WHAT IS ASKED —
Reproduce every line of the records below verbatim, without changing a single character.

>>>

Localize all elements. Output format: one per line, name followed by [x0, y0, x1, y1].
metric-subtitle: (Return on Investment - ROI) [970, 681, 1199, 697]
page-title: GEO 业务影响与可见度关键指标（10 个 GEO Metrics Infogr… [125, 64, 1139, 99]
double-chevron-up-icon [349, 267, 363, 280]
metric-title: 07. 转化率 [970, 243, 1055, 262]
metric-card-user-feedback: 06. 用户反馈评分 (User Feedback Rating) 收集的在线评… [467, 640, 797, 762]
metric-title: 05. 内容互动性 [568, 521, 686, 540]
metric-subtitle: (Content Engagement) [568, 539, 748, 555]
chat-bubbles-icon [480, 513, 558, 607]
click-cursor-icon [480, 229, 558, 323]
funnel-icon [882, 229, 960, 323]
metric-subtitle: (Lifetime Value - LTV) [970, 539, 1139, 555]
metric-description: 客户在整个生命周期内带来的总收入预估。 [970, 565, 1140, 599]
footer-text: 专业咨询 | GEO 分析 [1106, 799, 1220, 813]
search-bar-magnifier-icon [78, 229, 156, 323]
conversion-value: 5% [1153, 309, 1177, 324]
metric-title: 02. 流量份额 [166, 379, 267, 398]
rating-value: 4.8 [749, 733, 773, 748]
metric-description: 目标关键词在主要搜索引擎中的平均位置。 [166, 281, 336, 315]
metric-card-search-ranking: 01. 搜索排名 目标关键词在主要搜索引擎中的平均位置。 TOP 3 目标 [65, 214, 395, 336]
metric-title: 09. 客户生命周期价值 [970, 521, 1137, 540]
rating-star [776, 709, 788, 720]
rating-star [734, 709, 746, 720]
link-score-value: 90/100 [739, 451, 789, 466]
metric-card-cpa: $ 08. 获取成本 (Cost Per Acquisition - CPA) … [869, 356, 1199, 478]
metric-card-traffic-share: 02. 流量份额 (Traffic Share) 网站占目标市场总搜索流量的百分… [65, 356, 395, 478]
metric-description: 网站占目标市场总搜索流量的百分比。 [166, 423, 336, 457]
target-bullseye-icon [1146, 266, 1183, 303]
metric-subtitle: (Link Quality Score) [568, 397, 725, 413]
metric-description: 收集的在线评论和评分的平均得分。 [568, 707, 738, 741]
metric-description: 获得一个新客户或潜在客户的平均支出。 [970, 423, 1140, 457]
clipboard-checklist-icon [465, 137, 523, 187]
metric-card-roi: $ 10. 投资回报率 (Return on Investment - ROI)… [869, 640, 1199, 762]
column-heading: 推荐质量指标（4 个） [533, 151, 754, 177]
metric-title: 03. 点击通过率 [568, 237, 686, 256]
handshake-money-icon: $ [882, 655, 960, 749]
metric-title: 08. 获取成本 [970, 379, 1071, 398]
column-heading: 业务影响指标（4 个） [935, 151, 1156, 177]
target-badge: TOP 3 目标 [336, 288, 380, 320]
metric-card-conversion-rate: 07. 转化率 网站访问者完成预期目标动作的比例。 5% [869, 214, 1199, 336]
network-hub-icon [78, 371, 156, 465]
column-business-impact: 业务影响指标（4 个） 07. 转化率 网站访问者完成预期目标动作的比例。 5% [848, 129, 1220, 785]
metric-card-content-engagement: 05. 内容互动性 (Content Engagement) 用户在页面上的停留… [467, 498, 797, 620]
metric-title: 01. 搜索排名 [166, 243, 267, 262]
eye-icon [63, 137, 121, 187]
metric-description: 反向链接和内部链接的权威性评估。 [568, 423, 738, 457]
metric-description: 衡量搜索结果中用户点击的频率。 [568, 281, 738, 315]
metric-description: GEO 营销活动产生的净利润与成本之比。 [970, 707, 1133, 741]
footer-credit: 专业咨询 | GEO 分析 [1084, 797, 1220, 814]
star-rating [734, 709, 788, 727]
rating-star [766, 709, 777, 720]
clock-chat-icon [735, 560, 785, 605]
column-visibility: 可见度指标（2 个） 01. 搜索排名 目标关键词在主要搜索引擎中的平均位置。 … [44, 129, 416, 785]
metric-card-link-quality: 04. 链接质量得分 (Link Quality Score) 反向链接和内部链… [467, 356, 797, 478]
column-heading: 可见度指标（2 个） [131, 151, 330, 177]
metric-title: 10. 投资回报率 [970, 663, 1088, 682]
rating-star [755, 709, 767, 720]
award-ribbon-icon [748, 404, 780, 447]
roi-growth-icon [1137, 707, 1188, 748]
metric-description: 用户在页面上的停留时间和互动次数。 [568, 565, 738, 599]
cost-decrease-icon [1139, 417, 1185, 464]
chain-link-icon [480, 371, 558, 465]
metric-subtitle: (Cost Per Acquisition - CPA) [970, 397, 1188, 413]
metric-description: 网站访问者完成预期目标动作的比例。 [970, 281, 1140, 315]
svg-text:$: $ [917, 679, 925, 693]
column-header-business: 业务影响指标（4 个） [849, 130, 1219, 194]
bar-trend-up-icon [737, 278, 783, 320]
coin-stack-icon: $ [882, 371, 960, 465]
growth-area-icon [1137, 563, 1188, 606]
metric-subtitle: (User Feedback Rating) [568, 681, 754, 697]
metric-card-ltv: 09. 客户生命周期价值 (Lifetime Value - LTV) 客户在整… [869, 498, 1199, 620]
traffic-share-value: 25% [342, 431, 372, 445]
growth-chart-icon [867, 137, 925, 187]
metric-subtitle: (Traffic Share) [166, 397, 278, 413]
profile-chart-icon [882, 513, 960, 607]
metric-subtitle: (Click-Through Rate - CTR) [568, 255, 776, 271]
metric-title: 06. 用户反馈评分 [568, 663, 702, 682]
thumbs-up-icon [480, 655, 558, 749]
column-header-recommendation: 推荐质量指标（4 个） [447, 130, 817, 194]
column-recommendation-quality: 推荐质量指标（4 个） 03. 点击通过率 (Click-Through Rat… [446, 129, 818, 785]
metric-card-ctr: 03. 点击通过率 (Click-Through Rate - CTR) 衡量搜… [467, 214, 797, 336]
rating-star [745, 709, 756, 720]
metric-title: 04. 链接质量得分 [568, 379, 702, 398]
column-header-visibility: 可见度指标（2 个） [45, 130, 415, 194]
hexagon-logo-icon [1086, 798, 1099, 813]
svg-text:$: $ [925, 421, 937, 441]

<<<

THE SOLUTION —
Localize all elements. Output format: one per line, name followed by [x0, y0, x1, y1].
metric-subtitle: (Return on Investment - ROI) [970, 681, 1199, 697]
page-title: GEO 业务影响与可见度关键指标（10 个 GEO Metrics Infogr… [125, 64, 1139, 99]
double-chevron-up-icon [349, 267, 363, 280]
metric-title: 07. 转化率 [970, 243, 1055, 262]
metric-card-user-feedback: 06. 用户反馈评分 (User Feedback Rating) 收集的在线评… [467, 640, 797, 762]
metric-title: 05. 内容互动性 [568, 521, 686, 540]
metric-subtitle: (Content Engagement) [568, 539, 748, 555]
chat-bubbles-icon [480, 513, 558, 607]
click-cursor-icon [480, 229, 558, 323]
funnel-icon [882, 229, 960, 323]
metric-subtitle: (Lifetime Value - LTV) [970, 539, 1139, 555]
metric-description: 客户在整个生命周期内带来的总收入预估。 [970, 565, 1140, 599]
footer-text: 专业咨询 | GEO 分析 [1106, 799, 1220, 813]
search-bar-magnifier-icon [78, 229, 156, 323]
conversion-value: 5% [1153, 309, 1177, 324]
metric-title: 02. 流量份额 [166, 379, 267, 398]
rating-value: 4.8 [749, 733, 773, 748]
metric-description: 目标关键词在主要搜索引擎中的平均位置。 [166, 281, 336, 315]
metric-card-search-ranking: 01. 搜索排名 目标关键词在主要搜索引擎中的平均位置。 TOP 3 目标 [65, 214, 395, 336]
metric-title: 09. 客户生命周期价值 [970, 521, 1137, 540]
rating-star [776, 709, 788, 720]
rating-star [734, 709, 746, 720]
link-score-value: 90/100 [739, 451, 789, 466]
metric-card-cpa: $ 08. 获取成本 (Cost Per Acquisition - CPA) … [869, 356, 1199, 478]
metric-card-traffic-share: 02. 流量份额 (Traffic Share) 网站占目标市场总搜索流量的百分… [65, 356, 395, 478]
metric-description: 网站占目标市场总搜索流量的百分比。 [166, 423, 336, 457]
target-bullseye-icon [1146, 266, 1183, 303]
metric-subtitle: (Link Quality Score) [568, 397, 725, 413]
metric-description: 收集的在线评论和评分的平均得分。 [568, 707, 738, 741]
metric-description: 获得一个新客户或潜在客户的平均支出。 [970, 423, 1140, 457]
clipboard-checklist-icon [465, 137, 523, 187]
metric-card-roi: $ 10. 投资回报率 (Return on Investment - ROI)… [869, 640, 1199, 762]
column-heading: 推荐质量指标（4 个） [533, 151, 754, 177]
metric-title: 03. 点击通过率 [568, 237, 686, 256]
handshake-money-icon: $ [882, 655, 960, 749]
metric-title: 08. 获取成本 [970, 379, 1071, 398]
column-heading: 业务影响指标（4 个） [935, 151, 1156, 177]
target-badge: TOP 3 目标 [336, 288, 380, 320]
metric-card-conversion-rate: 07. 转化率 网站访问者完成预期目标动作的比例。 5% [869, 214, 1199, 336]
network-hub-icon [78, 371, 156, 465]
column-business-impact: 业务影响指标（4 个） 07. 转化率 网站访问者完成预期目标动作的比例。 5% [848, 129, 1220, 785]
metric-card-content-engagement: 05. 内容互动性 (Content Engagement) 用户在页面上的停留… [467, 498, 797, 620]
metric-title: 01. 搜索排名 [166, 243, 267, 262]
eye-icon [63, 137, 121, 187]
metric-description: 反向链接和内部链接的权威性评估。 [568, 423, 738, 457]
metric-description: 衡量搜索结果中用户点击的频率。 [568, 281, 738, 315]
metric-description: GEO 营销活动产生的净利润与成本之比。 [970, 707, 1133, 741]
footer-credit: 专业咨询 | GEO 分析 [1084, 797, 1220, 814]
star-rating [734, 709, 788, 727]
rating-star [766, 709, 777, 720]
clock-chat-icon [735, 560, 785, 605]
column-visibility: 可见度指标（2 个） 01. 搜索排名 目标关键词在主要搜索引擎中的平均位置。 … [44, 129, 416, 785]
metric-card-link-quality: 04. 链接质量得分 (Link Quality Score) 反向链接和内部链… [467, 356, 797, 478]
column-heading: 可见度指标（2 个） [131, 151, 330, 177]
metric-title: 10. 投资回报率 [970, 663, 1088, 682]
rating-star [755, 709, 767, 720]
award-ribbon-icon [748, 404, 780, 447]
roi-growth-icon [1137, 707, 1188, 748]
metric-description: 用户在页面上的停留时间和互动次数。 [568, 565, 738, 599]
cost-decrease-icon [1139, 417, 1185, 464]
chain-link-icon [480, 371, 558, 465]
metric-subtitle: (Cost Per Acquisition - CPA) [970, 397, 1188, 413]
metric-description: 网站访问者完成预期目标动作的比例。 [970, 281, 1140, 315]
svg-text:$: $ [917, 679, 925, 693]
column-header-business: 业务影响指标（4 个） [849, 130, 1219, 194]
bar-trend-up-icon [737, 278, 783, 320]
coin-stack-icon: $ [882, 371, 960, 465]
growth-area-icon [1137, 563, 1188, 606]
metric-subtitle: (User Feedback Rating) [568, 681, 754, 697]
metric-card-ltv: 09. 客户生命周期价值 (Lifetime Value - LTV) 客户在整… [869, 498, 1199, 620]
traffic-share-value: 25% [342, 431, 372, 445]
growth-chart-icon [867, 137, 925, 187]
metric-subtitle: (Traffic Share) [166, 397, 278, 413]
profile-chart-icon [882, 513, 960, 607]
metric-subtitle: (Click-Through Rate - CTR) [568, 255, 776, 271]
metric-title: 06. 用户反馈评分 [568, 663, 702, 682]
thumbs-up-icon [480, 655, 558, 749]
column-header-recommendation: 推荐质量指标（4 个） [447, 130, 817, 194]
column-recommendation-quality: 推荐质量指标（4 个） 03. 点击通过率 (Click-Through Rat… [446, 129, 818, 785]
metric-card-ctr: 03. 点击通过率 (Click-Through Rate - CTR) 衡量搜… [467, 214, 797, 336]
rating-star [745, 709, 756, 720]
metric-title: 04. 链接质量得分 [568, 379, 702, 398]
column-header-visibility: 可见度指标（2 个） [45, 130, 415, 194]
hexagon-logo-icon [1086, 798, 1099, 813]
svg-text:$: $ [925, 421, 937, 441]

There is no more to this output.